Reproduce verbatim every line of the material from its opening line through the line that contains "core-switch-icon bbox=[232, 570, 288, 620]", including both.
#### EXTRACTED ENTRIES
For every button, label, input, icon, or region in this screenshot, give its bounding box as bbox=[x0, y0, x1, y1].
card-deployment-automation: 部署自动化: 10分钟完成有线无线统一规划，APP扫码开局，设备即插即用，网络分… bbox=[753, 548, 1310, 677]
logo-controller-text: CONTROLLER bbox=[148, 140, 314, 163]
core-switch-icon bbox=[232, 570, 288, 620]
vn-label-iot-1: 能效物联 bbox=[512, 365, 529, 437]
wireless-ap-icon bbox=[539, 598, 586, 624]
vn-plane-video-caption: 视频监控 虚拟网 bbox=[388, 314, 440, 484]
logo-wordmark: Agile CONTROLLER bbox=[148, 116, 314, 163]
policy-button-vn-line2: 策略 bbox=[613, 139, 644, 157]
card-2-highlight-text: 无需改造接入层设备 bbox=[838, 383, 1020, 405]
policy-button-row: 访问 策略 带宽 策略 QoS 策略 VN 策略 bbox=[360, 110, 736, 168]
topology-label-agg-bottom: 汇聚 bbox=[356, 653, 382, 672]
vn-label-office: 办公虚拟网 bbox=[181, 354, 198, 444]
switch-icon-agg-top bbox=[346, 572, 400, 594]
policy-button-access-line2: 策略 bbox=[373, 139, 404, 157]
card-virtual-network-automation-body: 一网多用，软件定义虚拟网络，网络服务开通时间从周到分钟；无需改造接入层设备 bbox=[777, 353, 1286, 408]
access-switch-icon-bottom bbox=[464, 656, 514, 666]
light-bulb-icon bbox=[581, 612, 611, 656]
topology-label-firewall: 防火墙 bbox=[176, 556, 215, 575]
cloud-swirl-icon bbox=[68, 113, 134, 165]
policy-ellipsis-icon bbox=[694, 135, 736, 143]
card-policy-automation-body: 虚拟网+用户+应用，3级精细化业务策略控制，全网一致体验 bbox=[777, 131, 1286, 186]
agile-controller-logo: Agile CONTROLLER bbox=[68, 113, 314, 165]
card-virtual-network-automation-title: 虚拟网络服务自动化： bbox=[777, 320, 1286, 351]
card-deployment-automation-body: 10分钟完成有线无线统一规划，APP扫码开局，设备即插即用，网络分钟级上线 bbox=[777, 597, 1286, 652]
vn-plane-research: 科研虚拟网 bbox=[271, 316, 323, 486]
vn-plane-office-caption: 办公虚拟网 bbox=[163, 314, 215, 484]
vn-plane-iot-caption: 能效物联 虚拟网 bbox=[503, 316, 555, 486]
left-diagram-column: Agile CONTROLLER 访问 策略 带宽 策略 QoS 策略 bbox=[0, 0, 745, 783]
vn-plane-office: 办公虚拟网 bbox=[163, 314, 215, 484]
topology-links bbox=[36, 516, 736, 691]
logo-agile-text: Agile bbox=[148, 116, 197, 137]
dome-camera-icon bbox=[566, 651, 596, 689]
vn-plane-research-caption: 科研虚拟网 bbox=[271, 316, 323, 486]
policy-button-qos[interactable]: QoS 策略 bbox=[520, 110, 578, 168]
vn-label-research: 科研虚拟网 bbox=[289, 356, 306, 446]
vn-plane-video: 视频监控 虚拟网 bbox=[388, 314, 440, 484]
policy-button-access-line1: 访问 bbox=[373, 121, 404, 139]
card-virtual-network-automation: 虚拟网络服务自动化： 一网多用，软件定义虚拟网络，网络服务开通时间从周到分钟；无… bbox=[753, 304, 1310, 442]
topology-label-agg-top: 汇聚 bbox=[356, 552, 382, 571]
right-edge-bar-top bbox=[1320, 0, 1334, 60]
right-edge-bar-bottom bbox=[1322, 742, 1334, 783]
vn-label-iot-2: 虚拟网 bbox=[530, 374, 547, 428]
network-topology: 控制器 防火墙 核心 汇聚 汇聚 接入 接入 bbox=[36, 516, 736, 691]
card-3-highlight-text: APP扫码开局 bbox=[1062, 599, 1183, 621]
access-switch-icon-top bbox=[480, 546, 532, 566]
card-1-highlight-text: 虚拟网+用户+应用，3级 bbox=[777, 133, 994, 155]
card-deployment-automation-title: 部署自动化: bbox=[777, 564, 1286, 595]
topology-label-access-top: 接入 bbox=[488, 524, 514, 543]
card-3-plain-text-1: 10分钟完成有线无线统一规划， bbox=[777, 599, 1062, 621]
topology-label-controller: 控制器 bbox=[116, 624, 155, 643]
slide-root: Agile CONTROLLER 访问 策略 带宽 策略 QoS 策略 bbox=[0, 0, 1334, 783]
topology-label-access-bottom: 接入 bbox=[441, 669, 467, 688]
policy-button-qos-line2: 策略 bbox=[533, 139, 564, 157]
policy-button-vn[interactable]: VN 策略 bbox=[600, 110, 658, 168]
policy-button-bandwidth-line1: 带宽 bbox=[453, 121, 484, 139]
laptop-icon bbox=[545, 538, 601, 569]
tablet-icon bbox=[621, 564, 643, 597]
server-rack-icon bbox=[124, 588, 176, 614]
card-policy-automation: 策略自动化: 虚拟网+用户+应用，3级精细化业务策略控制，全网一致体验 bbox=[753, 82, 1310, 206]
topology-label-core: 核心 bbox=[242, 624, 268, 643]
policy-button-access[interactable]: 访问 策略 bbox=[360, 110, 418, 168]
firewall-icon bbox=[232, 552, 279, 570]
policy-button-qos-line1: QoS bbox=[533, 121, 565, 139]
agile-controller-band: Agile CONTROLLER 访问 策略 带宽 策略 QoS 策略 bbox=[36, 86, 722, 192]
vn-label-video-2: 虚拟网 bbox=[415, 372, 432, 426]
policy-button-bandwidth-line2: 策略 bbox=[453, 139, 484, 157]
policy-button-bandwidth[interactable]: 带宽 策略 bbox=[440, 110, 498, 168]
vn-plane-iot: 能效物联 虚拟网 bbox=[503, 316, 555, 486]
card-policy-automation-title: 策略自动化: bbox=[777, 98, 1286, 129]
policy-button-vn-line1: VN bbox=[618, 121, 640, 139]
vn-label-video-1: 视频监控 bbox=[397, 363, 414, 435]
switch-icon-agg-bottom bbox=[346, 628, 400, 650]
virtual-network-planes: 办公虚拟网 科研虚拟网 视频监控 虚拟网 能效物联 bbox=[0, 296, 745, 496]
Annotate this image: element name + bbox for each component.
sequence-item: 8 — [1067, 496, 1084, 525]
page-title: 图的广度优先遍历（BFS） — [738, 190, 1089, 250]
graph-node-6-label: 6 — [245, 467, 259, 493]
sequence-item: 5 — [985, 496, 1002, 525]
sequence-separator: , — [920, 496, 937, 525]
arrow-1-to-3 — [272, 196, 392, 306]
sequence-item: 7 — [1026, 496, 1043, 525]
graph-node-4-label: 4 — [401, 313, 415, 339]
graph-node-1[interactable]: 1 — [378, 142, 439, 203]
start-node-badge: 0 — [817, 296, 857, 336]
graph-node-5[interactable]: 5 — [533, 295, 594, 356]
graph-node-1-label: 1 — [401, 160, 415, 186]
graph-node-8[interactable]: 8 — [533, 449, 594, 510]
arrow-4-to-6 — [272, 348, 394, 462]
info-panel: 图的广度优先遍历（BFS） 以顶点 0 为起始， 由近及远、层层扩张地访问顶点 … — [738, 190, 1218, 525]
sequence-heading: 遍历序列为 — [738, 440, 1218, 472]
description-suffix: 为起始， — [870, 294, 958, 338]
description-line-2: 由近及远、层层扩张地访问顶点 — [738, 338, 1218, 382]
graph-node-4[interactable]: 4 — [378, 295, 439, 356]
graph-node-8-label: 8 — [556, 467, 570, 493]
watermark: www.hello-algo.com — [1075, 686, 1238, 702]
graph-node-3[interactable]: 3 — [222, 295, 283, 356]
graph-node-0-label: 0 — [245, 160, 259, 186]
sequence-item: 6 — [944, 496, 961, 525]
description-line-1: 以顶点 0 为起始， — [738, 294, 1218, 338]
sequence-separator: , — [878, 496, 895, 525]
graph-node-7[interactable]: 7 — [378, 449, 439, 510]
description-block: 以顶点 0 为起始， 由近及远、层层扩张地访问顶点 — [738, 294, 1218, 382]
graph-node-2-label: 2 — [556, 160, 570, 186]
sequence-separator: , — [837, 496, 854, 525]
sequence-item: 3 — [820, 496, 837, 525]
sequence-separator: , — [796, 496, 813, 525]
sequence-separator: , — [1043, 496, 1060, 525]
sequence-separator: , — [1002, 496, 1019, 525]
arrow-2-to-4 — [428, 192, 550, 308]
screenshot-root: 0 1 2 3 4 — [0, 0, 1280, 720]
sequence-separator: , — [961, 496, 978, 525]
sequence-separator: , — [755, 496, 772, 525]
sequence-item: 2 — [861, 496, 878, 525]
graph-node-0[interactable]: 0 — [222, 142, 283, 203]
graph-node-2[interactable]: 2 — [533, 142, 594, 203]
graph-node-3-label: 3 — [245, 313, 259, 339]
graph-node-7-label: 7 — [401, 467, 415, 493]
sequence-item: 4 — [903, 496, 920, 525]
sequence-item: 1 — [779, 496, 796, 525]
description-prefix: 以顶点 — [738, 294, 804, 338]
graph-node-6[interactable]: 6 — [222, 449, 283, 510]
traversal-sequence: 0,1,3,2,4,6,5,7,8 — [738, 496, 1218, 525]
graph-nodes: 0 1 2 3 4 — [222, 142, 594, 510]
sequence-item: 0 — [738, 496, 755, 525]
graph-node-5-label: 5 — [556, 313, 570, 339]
########
- **WRITTEN REPLY**
For every button, label, input, icon, or region in this screenshot, give its bounding box as bbox=[x0, y0, x1, y1].
card-deployment-automation: 部署自动化: 10分钟完成有线无线统一规划，APP扫码开局，设备即插即用，网络分… bbox=[753, 548, 1310, 677]
logo-controller-text: CONTROLLER bbox=[148, 140, 314, 163]
core-switch-icon bbox=[232, 570, 288, 620]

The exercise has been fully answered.